[Entries from a dataset]
◇ ◇ ◇ ◇
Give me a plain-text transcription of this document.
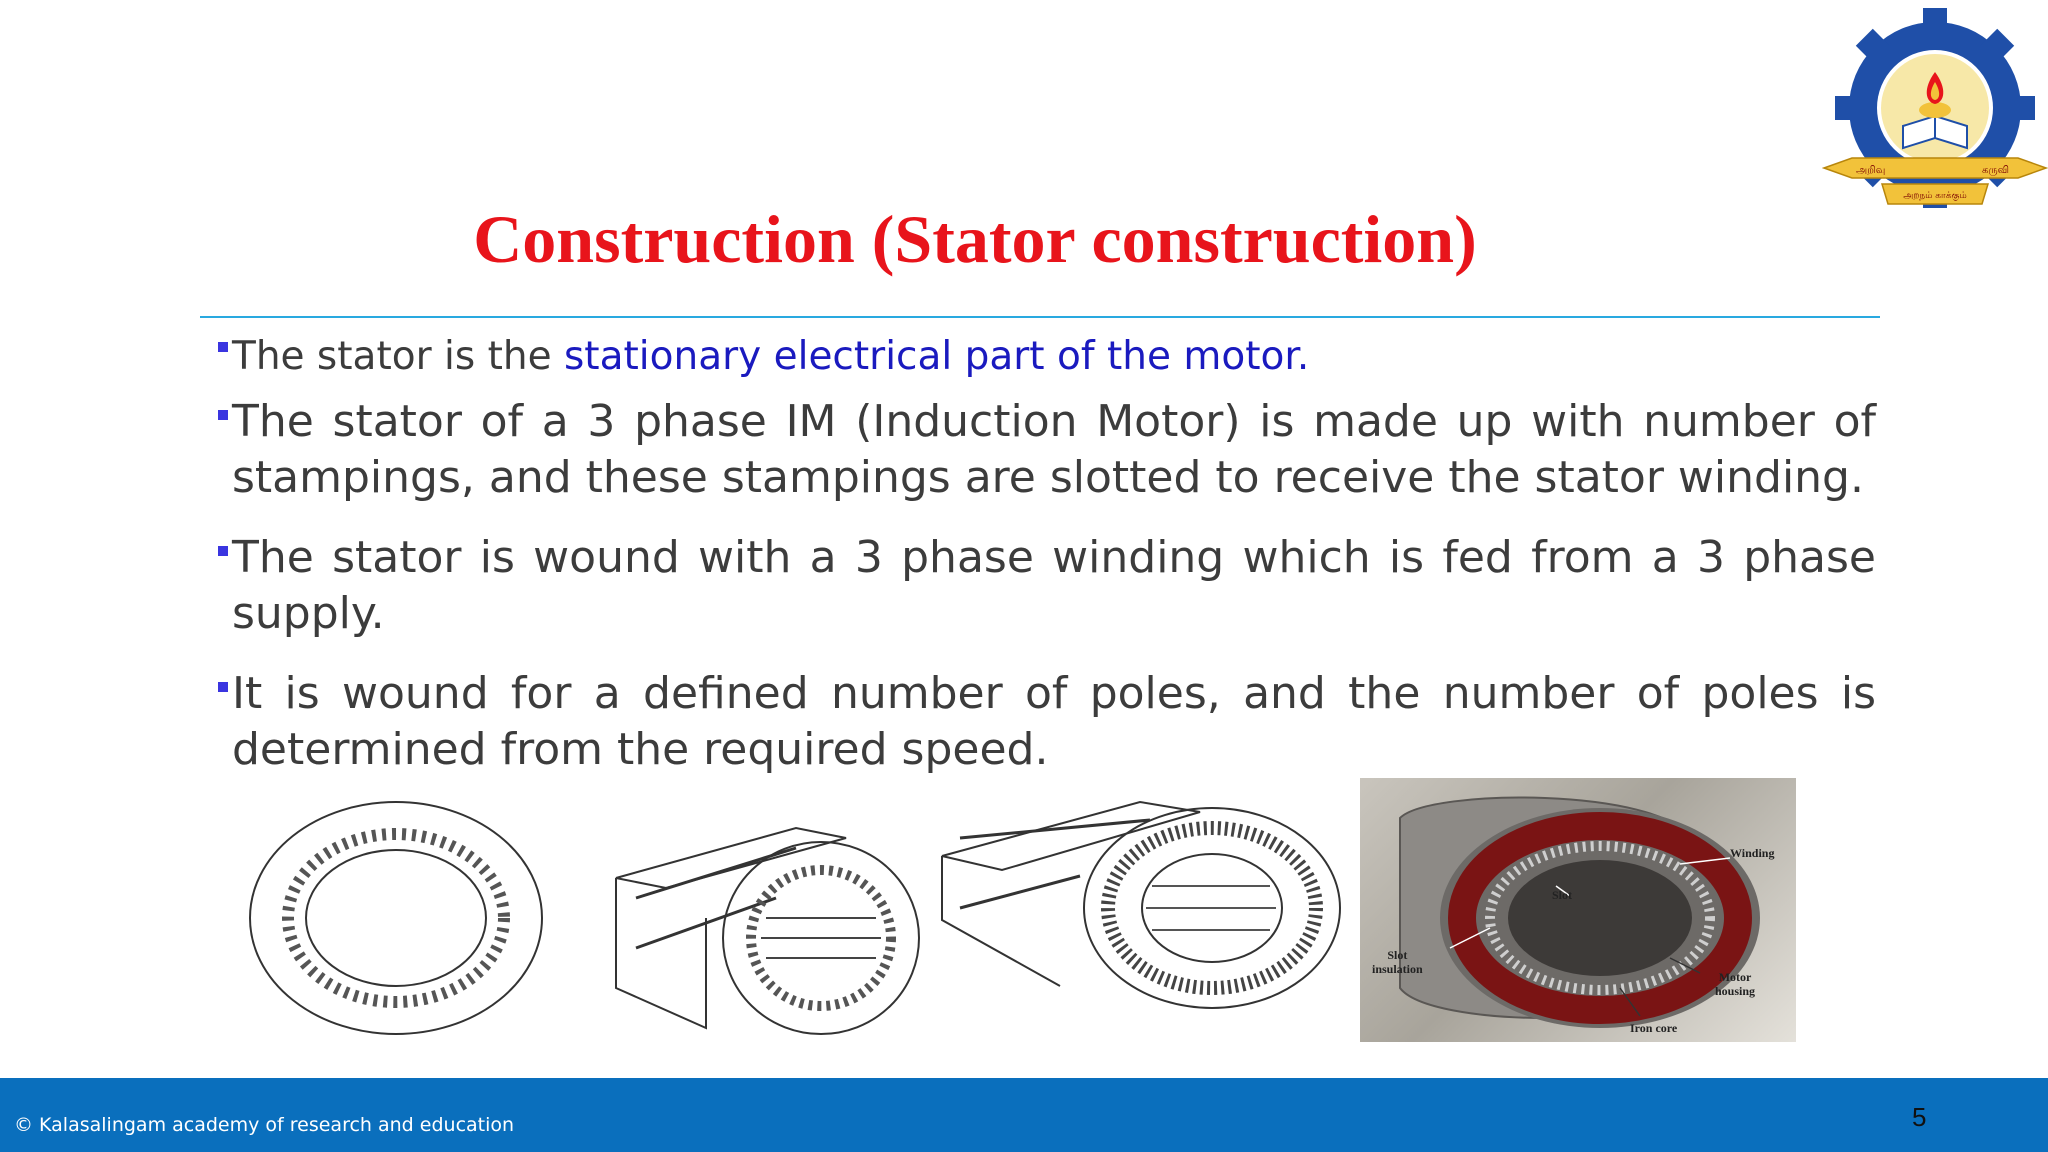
அறிவு	கருவி
அறநம் காக்கும்
Construction (Stator construction)
The stator is the stationary electrical part of the motor.
The stator of a 3 phase IM (Induction Motor) is made up with number of stampings, and these stampings are slotted to receive the stator winding.
The stator is wound with a 3 phase winding which is fed from a 3 phase supply.
It is wound for a defined number of poles, and the number of poles is determined from the required speed.
Winding
Slot
Slot
insulation
Motor
housing
Iron core
© Kalasalingam academy of research and education	5
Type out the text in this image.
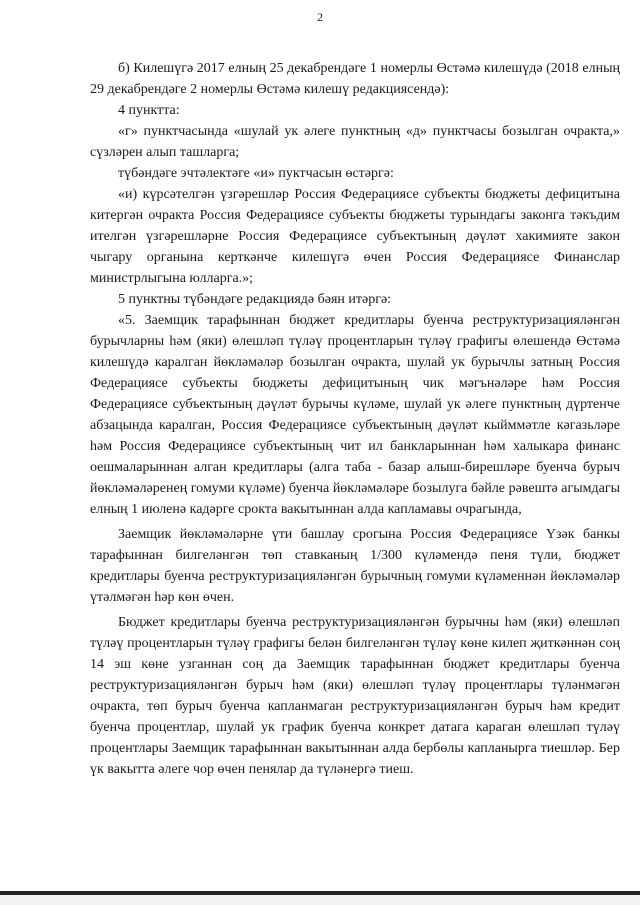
2

б) Килешүгә 2017 елның 25 декабрендәге 1 номерлы Өстәмә килешүдә (2018 елның 29 декабрендәге 2 номерлы Өстәмә килешү редакциясендә):

4 пунктта:

«г» пунктчасында «шулай ук әлеге пунктның «д» пунктчасы бозылган очракта,» сүзләрен алып ташларга;

түбәндәге эчтәлектәге «и» пуктчасын өстәргә:

«и) күрсәтелгән үзгәрешләр Россия Федерациясе субъекты бюджеты дефицитына китергән очракта Россия Федерациясе субъекты бюджеты турындагы законга тәкъдим ителгән үзгәрешләрне Россия Федерациясе субъектының дәүләт хакимияте закон чыгару органына керткәнче килешүгә өчен Россия Федерациясе Финанслар министрлыгына юлларга.»;

5 пунктны түбәндәге редакциядә бәян итәргә:

«5. Заемщик тарафыннан бюджет кредитлары буенча реструктуризацияләнгән бурычларны һәм (яки) өлешләп түләү процентларын түләү графигы өлешендә Өстәмә килешүдә каралган йөкләмәләр бозылган очракта, шулай ук бурычлы затның Россия Федерациясе субъекты бюджеты дефицитының чик мәгънәләре һәм Россия Федерациясе субъектының дәүләт бурычы күләме, шулай ук әлеге пунктның дүртенче абзацында каралган, Россия Федерациясе субъектының дәүләт кыйммәтле кәгазьләре һәм Россия Федерациясе субъектының чит ил банкларыннан һәм халыкара финанс оешмаларыннан алган кредитлары (алга таба - базар алыш-бирешләре буенча бурыч йөкләмәләренең гомуми күләме) буенча йөкләмәләре бозылуга бәйле рәвештә агымдагы елның 1 июленә кадәрге срокта вакытыннан алда капламавы очрагында,

Заемщик йөкләмәләрне үти башлау срогына Россия Федерациясе Үзәк банкы тарафыннан билгеләнгән төп ставканың 1/300 күләмендә пеня түли, бюджет кредитлары буенча реструктуризацияләнгән бурычның гомуми күләменнән йөкләмәләр үтәлмәгән һәр көн өчен.

Бюджет кредитлары буенча реструктуризацияләнгән бурычны һәм (яки) өлешләп түләү процентларын түләү графигы белән билгеләнгән түләү көне килеп җиткәннән соң 14 эш көне узганнан соң да Заемщик тарафыннан бюджет кредитлары буенча реструктуризацияләнгән бурыч һәм (яки) өлешләп түләү процентлары түләнмәгән очракта, төп бурыч буенча капланмаган реструктуризацияләнгән бурыч һәм кредит буенча процентлар, шулай ук график буенча конкрет датага караган өлешләп түләү процентлары Заемщик тарафыннан вакытыннан алда бербөлы капланырга тиешләр. Бер үк вакытта әлеге чор өчен пенялар да түләнергә тиеш.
◇ ◇ ◇ ◇
### Required work
The records above must be printed exactly; the pictures stay out.

### Written answer
Give me a plain-text transcription of this document.
அறிவு	கருவி
அறநம் காக்கும்
Construction (Stator construction)
The stator is the stationary electrical part of the motor.
The stator of a 3 phase IM (Induction Motor) is made up with number of stampings, and these stampings are slotted to receive the stator winding.
The stator is wound with a 3 phase winding which is fed from a 3 phase supply.
It is wound for a defined number of poles, and the number of poles is determined from the required speed.
Winding
Slot
Slot
insulation
Motor
housing
Iron core
© Kalasalingam academy of research and education	5
Type out the text in this image.
2

б) Килешүгә 2017 елның 25 декабрендәге 1 номерлы Өстәмә килешүдә (2018 елның 29 декабрендәге 2 номерлы Өстәмә килешү редакциясендә):

4 пунктта:

«г» пунктчасында «шулай ук әлеге пунктның «д» пунктчасы бозылган очракта,» сүзләрен алып ташларга;

түбәндәге эчтәлектәге «и» пуктчасын өстәргә:

«и) күрсәтелгән үзгәрешләр Россия Федерациясе субъекты бюджеты дефицитына китергән очракта Россия Федерациясе субъекты бюджеты турындагы законга тәкъдим ителгән үзгәрешләрне Россия Федерациясе субъектының дәүләт хакимияте закон чыгару органына керткәнче килешүгә өчен Россия Федерациясе Финанслар министрлыгына юлларга.»;

5 пунктны түбәндәге редакциядә бәян итәргә:

«5. Заемщик тарафыннан бюджет кредитлары буенча реструктуризацияләнгән бурычларны һәм (яки) өлешләп түләү процентларын түләү графигы өлешендә Өстәмә килешүдә каралган йөкләмәләр бозылган очракта, шулай ук бурычлы затның Россия Федерациясе субъекты бюджеты дефицитының чик мәгънәләре һәм Россия Федерациясе субъектының дәүләт бурычы күләме, шулай ук әлеге пунктның дүртенче абзацында каралган, Россия Федерациясе субъектының дәүләт кыйммәтле кәгазьләре һәм Россия Федерациясе субъектының чит ил банкларыннан һәм халыкара финанс оешмаларыннан алган кредитлары (алга таба - базар алыш-бирешләре буенча бурыч йөкләмәләренең гомуми күләме) буенча йөкләмәләре бозылуга бәйле рәвештә агымдагы елның 1 июленә кадәрге срокта вакытыннан алда капламавы очрагында,

Заемщик йөкләмәләрне үти башлау срогына Россия Федерациясе Үзәк банкы тарафыннан билгеләнгән төп ставканың 1/300 күләмендә пеня түли, бюджет кредитлары буенча реструктуризацияләнгән бурычның гомуми күләменнән йөкләмәләр үтәлмәгән һәр көн өчен.

Бюджет кредитлары буенча реструктуризацияләнгән бурычны һәм (яки) өлешләп түләү процентларын түләү графигы белән билгеләнгән түләү көне килеп җиткәннән соң 14 эш көне узганнан соң да Заемщик тарафыннан бюджет кредитлары буенча реструктуризацияләнгән бурыч һәм (яки) өлешләп түләү процентлары түләнмәгән очракта, төп бурыч буенча капланмаган реструктуризацияләнгән бурыч һәм кредит буенча процентлар, шулай ук график буенча конкрет датага караган өлешләп түләү процентлары Заемщик тарафыннан вакытыннан алда бербөлы капланырга тиешләр. Бер үк вакытта әлеге чор өчен пенялар да түләнергә тиеш.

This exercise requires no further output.